▶ _YOUR OBJECTIVE_
In the data below, find every line that has the string "Volume", and copy it.

Recorded data:
=======
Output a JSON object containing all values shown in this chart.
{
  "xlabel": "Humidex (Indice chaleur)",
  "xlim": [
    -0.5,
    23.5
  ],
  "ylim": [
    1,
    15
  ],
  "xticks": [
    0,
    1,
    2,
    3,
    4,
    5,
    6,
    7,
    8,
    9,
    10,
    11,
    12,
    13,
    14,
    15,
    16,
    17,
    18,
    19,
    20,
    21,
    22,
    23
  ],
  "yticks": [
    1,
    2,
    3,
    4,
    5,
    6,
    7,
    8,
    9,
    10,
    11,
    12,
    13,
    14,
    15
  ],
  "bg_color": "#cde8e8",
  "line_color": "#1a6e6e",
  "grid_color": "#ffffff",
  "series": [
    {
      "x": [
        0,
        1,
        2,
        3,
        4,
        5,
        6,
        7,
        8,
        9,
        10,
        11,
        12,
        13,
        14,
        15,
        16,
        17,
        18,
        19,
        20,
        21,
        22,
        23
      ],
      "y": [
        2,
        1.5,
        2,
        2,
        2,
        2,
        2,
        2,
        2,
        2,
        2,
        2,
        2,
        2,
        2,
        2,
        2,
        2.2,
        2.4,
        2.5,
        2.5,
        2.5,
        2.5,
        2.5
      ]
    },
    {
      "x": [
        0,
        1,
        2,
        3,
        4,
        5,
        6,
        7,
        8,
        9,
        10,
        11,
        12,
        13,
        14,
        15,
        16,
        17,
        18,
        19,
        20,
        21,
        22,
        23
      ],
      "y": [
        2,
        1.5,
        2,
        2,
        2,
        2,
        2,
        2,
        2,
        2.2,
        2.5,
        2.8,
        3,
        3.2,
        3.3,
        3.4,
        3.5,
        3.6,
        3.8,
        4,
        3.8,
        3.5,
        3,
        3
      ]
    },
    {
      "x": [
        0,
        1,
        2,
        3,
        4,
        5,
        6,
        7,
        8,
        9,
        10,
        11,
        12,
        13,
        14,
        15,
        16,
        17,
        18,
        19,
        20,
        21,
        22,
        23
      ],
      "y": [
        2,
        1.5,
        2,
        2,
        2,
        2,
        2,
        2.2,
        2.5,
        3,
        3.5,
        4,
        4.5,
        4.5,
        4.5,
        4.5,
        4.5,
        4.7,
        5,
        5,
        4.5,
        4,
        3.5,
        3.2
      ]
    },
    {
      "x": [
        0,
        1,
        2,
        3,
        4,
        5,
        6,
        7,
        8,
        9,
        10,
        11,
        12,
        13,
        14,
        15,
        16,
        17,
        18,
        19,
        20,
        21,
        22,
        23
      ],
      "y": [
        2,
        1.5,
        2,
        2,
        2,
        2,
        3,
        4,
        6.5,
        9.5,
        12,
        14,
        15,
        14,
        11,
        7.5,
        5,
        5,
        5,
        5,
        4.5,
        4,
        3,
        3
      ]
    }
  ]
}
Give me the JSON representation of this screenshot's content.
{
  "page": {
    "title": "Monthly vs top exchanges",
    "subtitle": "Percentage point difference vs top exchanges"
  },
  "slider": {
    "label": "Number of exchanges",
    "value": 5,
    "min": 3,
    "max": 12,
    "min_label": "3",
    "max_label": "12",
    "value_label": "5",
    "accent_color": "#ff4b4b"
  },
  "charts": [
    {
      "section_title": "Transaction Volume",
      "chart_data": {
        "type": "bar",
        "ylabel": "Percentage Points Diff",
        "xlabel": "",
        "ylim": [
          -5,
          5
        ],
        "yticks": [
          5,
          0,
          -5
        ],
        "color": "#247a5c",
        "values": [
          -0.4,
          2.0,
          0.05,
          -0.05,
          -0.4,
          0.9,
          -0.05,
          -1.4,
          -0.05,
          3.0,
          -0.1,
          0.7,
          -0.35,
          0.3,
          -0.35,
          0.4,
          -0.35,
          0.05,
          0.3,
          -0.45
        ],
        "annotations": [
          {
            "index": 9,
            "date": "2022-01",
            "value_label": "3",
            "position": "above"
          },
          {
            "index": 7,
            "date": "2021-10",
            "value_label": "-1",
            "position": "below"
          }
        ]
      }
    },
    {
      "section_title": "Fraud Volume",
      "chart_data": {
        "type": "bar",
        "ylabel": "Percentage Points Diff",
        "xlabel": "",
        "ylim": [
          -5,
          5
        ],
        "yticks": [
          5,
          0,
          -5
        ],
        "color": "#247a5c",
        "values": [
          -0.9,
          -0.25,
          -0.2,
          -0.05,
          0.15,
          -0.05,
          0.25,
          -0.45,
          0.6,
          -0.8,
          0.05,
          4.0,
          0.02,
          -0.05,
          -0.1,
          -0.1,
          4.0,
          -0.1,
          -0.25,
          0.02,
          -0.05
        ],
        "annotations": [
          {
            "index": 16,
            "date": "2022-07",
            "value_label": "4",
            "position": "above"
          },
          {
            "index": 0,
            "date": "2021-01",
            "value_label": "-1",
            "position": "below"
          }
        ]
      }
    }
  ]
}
=======
▶ _THE OUTPUT_
      "section_title": "Transaction Volume",
      "section_title": "Fraud Volume",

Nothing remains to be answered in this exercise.